» Records for processing
-- Start --

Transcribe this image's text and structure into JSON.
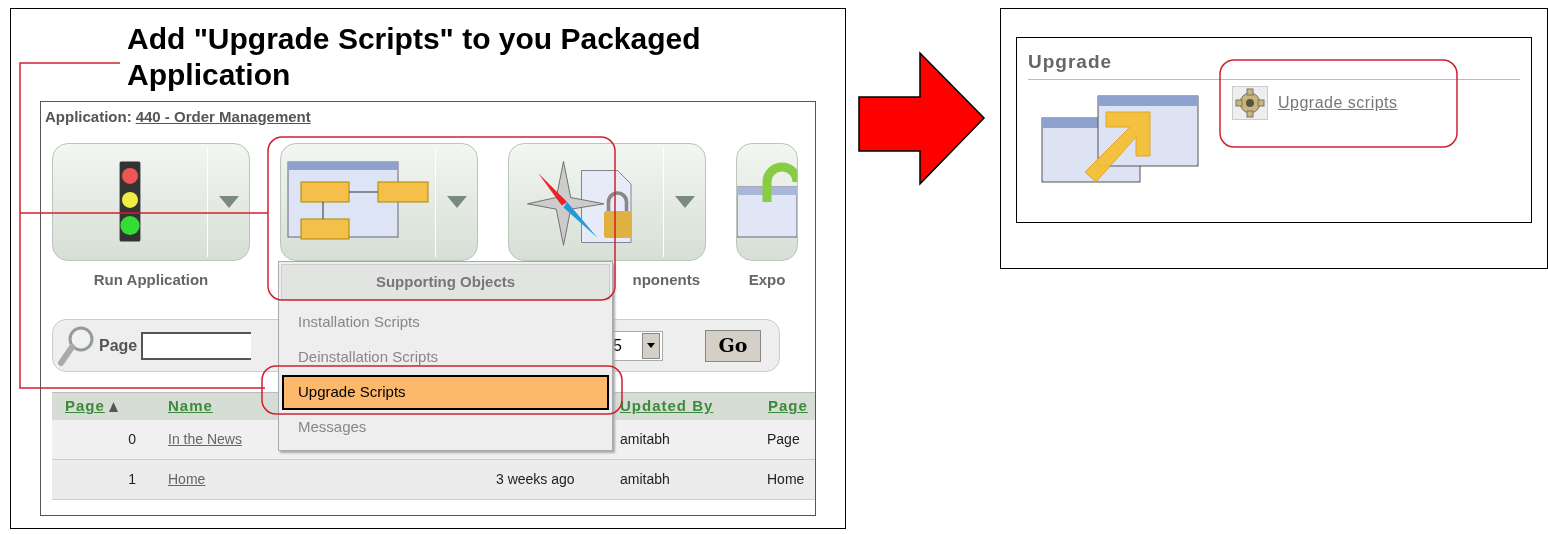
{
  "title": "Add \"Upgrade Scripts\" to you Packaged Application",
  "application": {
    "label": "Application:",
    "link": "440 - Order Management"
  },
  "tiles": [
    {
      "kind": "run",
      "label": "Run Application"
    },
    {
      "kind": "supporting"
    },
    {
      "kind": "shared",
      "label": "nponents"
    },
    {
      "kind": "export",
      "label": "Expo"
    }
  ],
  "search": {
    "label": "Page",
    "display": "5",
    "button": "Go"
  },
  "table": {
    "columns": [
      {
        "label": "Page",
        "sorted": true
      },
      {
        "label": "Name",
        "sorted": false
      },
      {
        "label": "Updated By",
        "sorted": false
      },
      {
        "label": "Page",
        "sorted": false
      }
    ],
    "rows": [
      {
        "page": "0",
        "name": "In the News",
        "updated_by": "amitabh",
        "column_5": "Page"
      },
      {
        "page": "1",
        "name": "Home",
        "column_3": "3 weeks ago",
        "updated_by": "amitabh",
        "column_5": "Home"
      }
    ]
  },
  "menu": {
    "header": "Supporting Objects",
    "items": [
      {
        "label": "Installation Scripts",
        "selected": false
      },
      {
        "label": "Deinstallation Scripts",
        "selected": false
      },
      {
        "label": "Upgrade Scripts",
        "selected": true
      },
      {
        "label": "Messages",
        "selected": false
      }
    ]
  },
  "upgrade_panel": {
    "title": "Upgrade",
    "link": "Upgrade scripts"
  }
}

-- End --

Your copy should match the records word for word, with the pictures removed.

Transcribe this image's text and structure into JSON.
{
  "title": "Add \"Upgrade Scripts\" to you Packaged Application",
  "application": {
    "label": "Application:",
    "link": "440 - Order Management"
  },
  "tiles": [
    {
      "kind": "run",
      "label": "Run Application"
    },
    {
      "kind": "supporting"
    },
    {
      "kind": "shared",
      "label": "nponents"
    },
    {
      "kind": "export",
      "label": "Expo"
    }
  ],
  "search": {
    "label": "Page",
    "display": "5",
    "button": "Go"
  },
  "table": {
    "columns": [
      {
        "label": "Page",
        "sorted": true
      },
      {
        "label": "Name",
        "sorted": false
      },
      {
        "label": "Updated By",
        "sorted": false
      },
      {
        "label": "Page",
        "sorted": false
      }
    ],
    "rows": [
      {
        "page": "0",
        "name": "In the News",
        "updated_by": "amitabh",
        "column_5": "Page"
      },
      {
        "page": "1",
        "name": "Home",
        "column_3": "3 weeks ago",
        "updated_by": "amitabh",
        "column_5": "Home"
      }
    ]
  },
  "menu": {
    "header": "Supporting Objects",
    "items": [
      {
        "label": "Installation Scripts",
        "selected": false
      },
      {
        "label": "Deinstallation Scripts",
        "selected": false
      },
      {
        "label": "Upgrade Scripts",
        "selected": true
      },
      {
        "label": "Messages",
        "selected": false
      }
    ]
  },
  "upgrade_panel": {
    "title": "Upgrade",
    "link": "Upgrade scripts"
  }
}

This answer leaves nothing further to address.